- _Problem requirements_
Transcribe every record that appears below, exactly and in full.

[Data items]
-=-=-
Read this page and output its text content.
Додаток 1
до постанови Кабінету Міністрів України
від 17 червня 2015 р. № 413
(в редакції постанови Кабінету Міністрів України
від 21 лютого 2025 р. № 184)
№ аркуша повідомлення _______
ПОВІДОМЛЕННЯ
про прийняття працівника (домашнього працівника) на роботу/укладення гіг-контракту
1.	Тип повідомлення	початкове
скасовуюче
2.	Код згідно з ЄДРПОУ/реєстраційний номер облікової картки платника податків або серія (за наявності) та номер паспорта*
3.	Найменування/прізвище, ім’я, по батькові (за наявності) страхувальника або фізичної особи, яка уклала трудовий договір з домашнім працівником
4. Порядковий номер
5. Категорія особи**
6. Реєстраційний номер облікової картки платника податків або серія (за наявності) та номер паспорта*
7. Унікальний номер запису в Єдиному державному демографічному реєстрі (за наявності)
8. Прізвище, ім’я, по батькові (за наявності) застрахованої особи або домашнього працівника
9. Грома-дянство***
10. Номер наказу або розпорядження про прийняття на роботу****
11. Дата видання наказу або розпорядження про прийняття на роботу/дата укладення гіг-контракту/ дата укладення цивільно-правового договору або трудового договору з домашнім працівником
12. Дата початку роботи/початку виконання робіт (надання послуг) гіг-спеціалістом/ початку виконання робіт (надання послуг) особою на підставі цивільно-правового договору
-=-=-
- _Answer to this exercise_
Read this page and output its text content.
Додаток 1
до постанови Кабінету Міністрів України
від 17 червня 2015 р. № 413
(в редакції постанови Кабінету Міністрів України
від 21 лютого 2025 р. № 184)
№ аркуша повідомлення _______
ПОВІДОМЛЕННЯ
про прийняття працівника (домашнього працівника) на роботу/укладення гіг-контракту
1.	Тип повідомлення	початкове
скасовуюче
2.	Код згідно з ЄДРПОУ/реєстраційний номер облікової картки платника податків або серія (за наявності) та номер паспорта*
3.	Найменування/прізвище, ім’я, по батькові (за наявності) страхувальника або фізичної особи, яка уклала трудовий договір з домашнім працівником
4. Порядковий номер
5. Категорія особи**
6. Реєстраційний номер облікової картки платника податків або серія (за наявності) та номер паспорта*
7. Унікальний номер запису в Єдиному державному демографічному реєстрі (за наявності)
8. Прізвище, ім’я, по батькові (за наявності) застрахованої особи або домашнього працівника
9. Грома-дянство***
10. Номер наказу або розпорядження про прийняття на роботу****
11. Дата видання наказу або розпорядження про прийняття на роботу/дата укладення гіг-контракту/ дата укладення цивільно-правового договору або трудового договору з домашнім працівником
12. Дата початку роботи/початку виконання робіт (надання послуг) гіг-спеціалістом/ початку виконання робіт (надання послуг) особою на підставі цивільно-правового договору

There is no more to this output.